* What is asked:
1: In the plan on coded fields, what reason is given for deciding a per-field treatment for the coded fields in the raw.* tables? Answer in one to three sentences.
2: Rewrite the part of the rows that opens with the line containing "svg-text:PV-Power-In in [W]: PV-Power-In" and continues through the end of the rows as a numbered list, omitting blank lines.

* Excerpt provided:

──────────────────────────────

Investigate: Coded fields across sources — decoding strategy

IMPLEMENTATION RULES: Before implementing this plan, read and follow:

WORKFLOW.md - The implementation process

PLANS.md - Plan structure and best practices

Status: Completed

Goal: Decide a per-field treatment for every coded field in Atlas's raw.* tables (sex, age, family_type, household_type, education_level, age_group, period, etc.) so consumers (Next.js, dbt analysts, the /data explorer) see human-readable labels rather than upstream codes — without inventing a heavyweight platform service.

Last Updated: 2026-04-22 Completed: 2026-04-22 — all three follow-up plans (PLAN-001/002/003) implemented. Hybrid approach is now the operating pattern; future sources with coded fields follow the same shape (small inline enum / seed lookup / structured parse).

──────────────────────────────

* Material supplied:
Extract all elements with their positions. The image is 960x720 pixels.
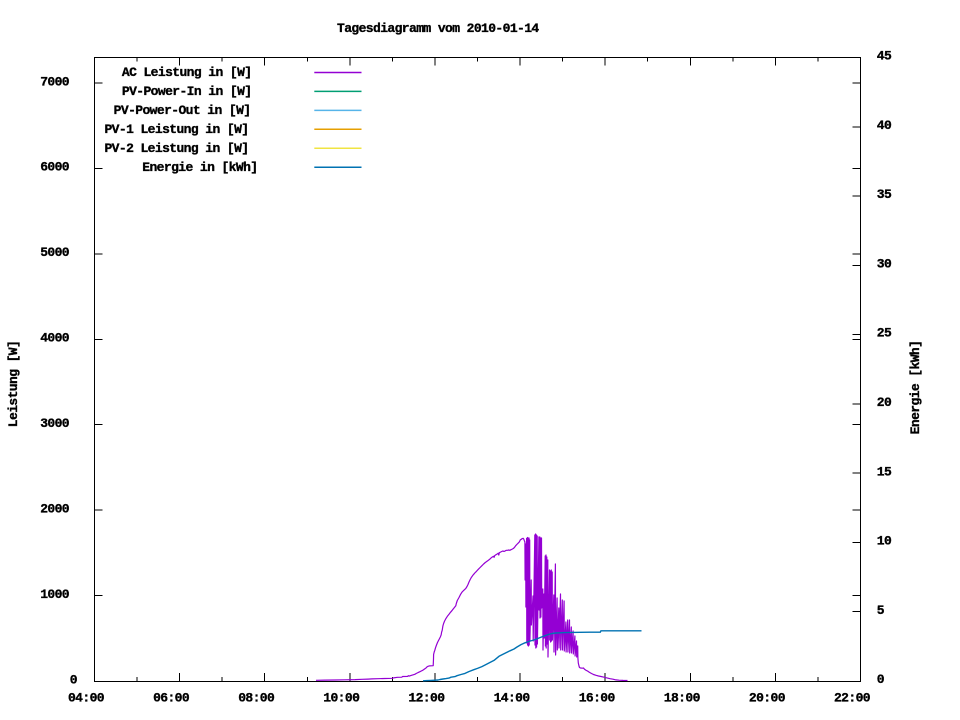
svg-text:PV-Power-In in [W]: PV-Power-In in [W] xyxy=(122,84,252,99)
svg-text:7000: 7000 xyxy=(40,74,70,89)
svg-text:08:00: 08:00 xyxy=(238,691,275,706)
svg-text:2000: 2000 xyxy=(40,501,70,516)
svg-text:10: 10 xyxy=(877,534,892,549)
svg-text:PV-1 Leistung in [W]: PV-1 Leistung in [W] xyxy=(104,122,248,137)
svg-text:10:00: 10:00 xyxy=(323,691,360,706)
svg-text:25: 25 xyxy=(877,326,892,341)
svg-text:04:00: 04:00 xyxy=(68,691,105,706)
svg-text:3000: 3000 xyxy=(40,416,70,431)
svg-text:Energie [kWh]: Energie [kWh] xyxy=(908,341,923,435)
svg-text:15: 15 xyxy=(877,464,892,479)
svg-text:06:00: 06:00 xyxy=(153,691,190,706)
svg-text:6000: 6000 xyxy=(40,160,70,175)
svg-text:Energie in [kWh]: Energie in [kWh] xyxy=(142,160,257,175)
svg-text:30: 30 xyxy=(877,256,892,271)
svg-text:Tagesdiagramm vom 2010-01-14: Tagesdiagramm vom 2010-01-14 xyxy=(337,21,539,36)
svg-text:12:00: 12:00 xyxy=(408,691,445,706)
svg-text:5000: 5000 xyxy=(40,245,70,260)
svg-text:14:00: 14:00 xyxy=(494,691,531,706)
svg-text:Leistung [W]: Leistung [W] xyxy=(6,341,21,427)
svg-text:16:00: 16:00 xyxy=(579,691,616,706)
svg-text:PV-2 Leistung in [W]: PV-2 Leistung in [W] xyxy=(104,141,248,156)
svg-text:40: 40 xyxy=(877,118,892,133)
svg-text:4000: 4000 xyxy=(40,331,70,346)
svg-text:0: 0 xyxy=(877,672,885,687)
svg-text:45: 45 xyxy=(877,49,892,64)
svg-text:0: 0 xyxy=(70,672,78,687)
svg-text:20: 20 xyxy=(877,395,892,410)
svg-text:PV-Power-Out in [W]: PV-Power-Out in [W] xyxy=(114,103,251,118)
svg-text:18:00: 18:00 xyxy=(664,691,701,706)
svg-text:5: 5 xyxy=(877,603,885,618)
svg-text:20:00: 20:00 xyxy=(749,691,786,706)
svg-text:AC Leistung in [W]: AC Leistung in [W] xyxy=(122,65,252,80)
svg-text:1000: 1000 xyxy=(40,587,70,602)
svg-text:35: 35 xyxy=(877,187,892,202)
svg-text:22:00: 22:00 xyxy=(834,691,871,706)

──────────────────────────────

* Answers to the exercises:
1: The treatment is decided so that consumers, namely Next.js, dbt analysts, and the /data explorer, see human-readable labels rather than upstream codes. It is meant to do this without inventing a heavyweight platform service.

2:
1. svg-text:PV-Power-In in [W]: PV-Power-In in [W] xyxy=(122,84,252,99)
2. svg-text:7000: 7000 xyxy=(40,74,70,89)
3. svg-text:08:00: 08:00 xyxy=(238,691,275,706)
4. svg-text:2000: 2000 xyxy=(40,501,70,516)
5. svg-text:10: 10 xyxy=(877,534,892,549)
6. svg-text:PV-1 Leistung in [W]: PV-1 Leistung in [W] xyxy=(104,122,248,137)
7. svg-text:10:00: 10:00 xyxy=(323,691,360,706)
8. svg-text:25: 25 xyxy=(877,326,892,341)
9. svg-text:04:00: 04:00 xyxy=(68,691,105,706)
10. svg-text:3000: 3000 xyxy=(40,416,70,431)
11. svg-text:Energie [kWh]: Energie [kWh] xyxy=(908,341,923,435)
12. svg-text:15: 15 xyxy=(877,464,892,479)
13. svg-text:06:00: 06:00 xyxy=(153,691,190,706)
14. svg-text:6000: 6000 xyxy=(40,160,70,175)
15. svg-text:Energie in [kWh]: Energie in [kWh] xyxy=(142,160,257,175)
16. svg-text:30: 30 xyxy=(877,256,892,271)
17. svg-text:Tagesdiagramm vom 2010-01-14: Tagesdiagramm vom 2010-01-14 xyxy=(337,21,539,36)
18. svg-text:12:00: 12:00 xyxy=(408,691,445,706)
19. svg-text:5000: 5000 xyxy=(40,245,70,260)
20. svg-text:14:00: 14:00 xyxy=(494,691,531,706)
21. svg-text:Leistung [W]: Leistung [W] xyxy=(6,341,21,427)
22. svg-text:16:00: 16:00 xyxy=(579,691,616,706)
23. svg-text:PV-2 Leistung in [W]: PV-2 Leistung in [W] xyxy=(104,141,248,156)
24. svg-text:40: 40 xyxy=(877,118,892,133)
25. svg-text:4000: 4000 xyxy=(40,331,70,346)
26. svg-text:0: 0 xyxy=(877,672,885,687)
27. svg-text:45: 45 xyxy=(877,49,892,64)
28. svg-text:0: 0 xyxy=(70,672,78,687)
29. svg-text:20: 20 xyxy=(877,395,892,410)
30. svg-text:PV-Power-Out in [W]: PV-Power-Out in [W] xyxy=(114,103,251,118)
31. svg-text:18:00: 18:00 xyxy=(664,691,701,706)
32. svg-text:5: 5 xyxy=(877,603,885,618)
33. svg-text:20:00: 20:00 xyxy=(749,691,786,706)
34. svg-text:AC Leistung in [W]: AC Leistung in [W] xyxy=(122,65,252,80)
35. svg-text:1000: 1000 xyxy=(40,587,70,602)
36. svg-text:35: 35 xyxy=(877,187,892,202)
37. svg-text:22:00: 22:00 xyxy=(834,691,871,706)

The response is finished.